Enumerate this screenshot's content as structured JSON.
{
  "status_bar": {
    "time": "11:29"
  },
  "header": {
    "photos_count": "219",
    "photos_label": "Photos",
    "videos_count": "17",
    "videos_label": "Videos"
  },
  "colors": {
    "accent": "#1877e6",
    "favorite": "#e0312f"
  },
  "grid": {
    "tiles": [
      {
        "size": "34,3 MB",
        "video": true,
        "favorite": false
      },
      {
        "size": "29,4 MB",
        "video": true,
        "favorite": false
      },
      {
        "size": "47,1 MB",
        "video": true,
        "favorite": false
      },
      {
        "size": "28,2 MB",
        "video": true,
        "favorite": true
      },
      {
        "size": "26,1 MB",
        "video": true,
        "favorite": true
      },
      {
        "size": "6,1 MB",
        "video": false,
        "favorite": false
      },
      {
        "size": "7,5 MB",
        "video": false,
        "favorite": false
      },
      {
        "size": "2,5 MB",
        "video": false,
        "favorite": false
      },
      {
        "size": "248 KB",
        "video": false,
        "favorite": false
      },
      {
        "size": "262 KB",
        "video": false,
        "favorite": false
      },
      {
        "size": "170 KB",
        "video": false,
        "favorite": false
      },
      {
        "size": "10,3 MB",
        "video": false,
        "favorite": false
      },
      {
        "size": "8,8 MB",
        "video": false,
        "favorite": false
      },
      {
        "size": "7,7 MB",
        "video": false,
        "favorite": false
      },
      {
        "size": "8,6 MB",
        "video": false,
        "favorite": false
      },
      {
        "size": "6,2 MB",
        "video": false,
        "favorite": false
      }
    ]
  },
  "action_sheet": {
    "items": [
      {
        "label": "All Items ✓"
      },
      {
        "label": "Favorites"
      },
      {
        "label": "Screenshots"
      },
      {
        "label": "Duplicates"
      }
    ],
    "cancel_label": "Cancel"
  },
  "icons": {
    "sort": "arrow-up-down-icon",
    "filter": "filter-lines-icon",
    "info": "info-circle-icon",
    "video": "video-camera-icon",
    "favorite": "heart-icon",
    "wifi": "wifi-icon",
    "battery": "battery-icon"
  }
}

———

» WHAT IS REQUIRED
Reproduce the full set of records precisely.

» RESULT
Enumerate this screenshot's content as structured JSON.
{
  "status_bar": {
    "time": "11:29"
  },
  "header": {
    "photos_count": "219",
    "photos_label": "Photos",
    "videos_count": "17",
    "videos_label": "Videos"
  },
  "colors": {
    "accent": "#1877e6",
    "favorite": "#e0312f"
  },
  "grid": {
    "tiles": [
      {
        "size": "34,3 MB",
        "video": true,
        "favorite": false
      },
      {
        "size": "29,4 MB",
        "video": true,
        "favorite": false
      },
      {
        "size": "47,1 MB",
        "video": true,
        "favorite": false
      },
      {
        "size": "28,2 MB",
        "video": true,
        "favorite": true
      },
      {
        "size": "26,1 MB",
        "video": true,
        "favorite": true
      },
      {
        "size": "6,1 MB",
        "video": false,
        "favorite": false
      },
      {
        "size": "7,5 MB",
        "video": false,
        "favorite": false
      },
      {
        "size": "2,5 MB",
        "video": false,
        "favorite": false
      },
      {
        "size": "248 KB",
        "video": false,
        "favorite": false
      },
      {
        "size": "262 KB",
        "video": false,
        "favorite": false
      },
      {
        "size": "170 KB",
        "video": false,
        "favorite": false
      },
      {
        "size": "10,3 MB",
        "video": false,
        "favorite": false
      },
      {
        "size": "8,8 MB",
        "video": false,
        "favorite": false
      },
      {
        "size": "7,7 MB",
        "video": false,
        "favorite": false
      },
      {
        "size": "8,6 MB",
        "video": false,
        "favorite": false
      },
      {
        "size": "6,2 MB",
        "video": false,
        "favorite": false
      }
    ]
  },
  "action_sheet": {
    "items": [
      {
        "label": "All Items ✓"
      },
      {
        "label": "Favorites"
      },
      {
        "label": "Screenshots"
      },
      {
        "label": "Duplicates"
      }
    ],
    "cancel_label": "Cancel"
  },
  "icons": {
    "sort": "arrow-up-down-icon",
    "filter": "filter-lines-icon",
    "info": "info-circle-icon",
    "video": "video-camera-icon",
    "favorite": "heart-icon",
    "wifi": "wifi-icon",
    "battery": "battery-icon"
  }
}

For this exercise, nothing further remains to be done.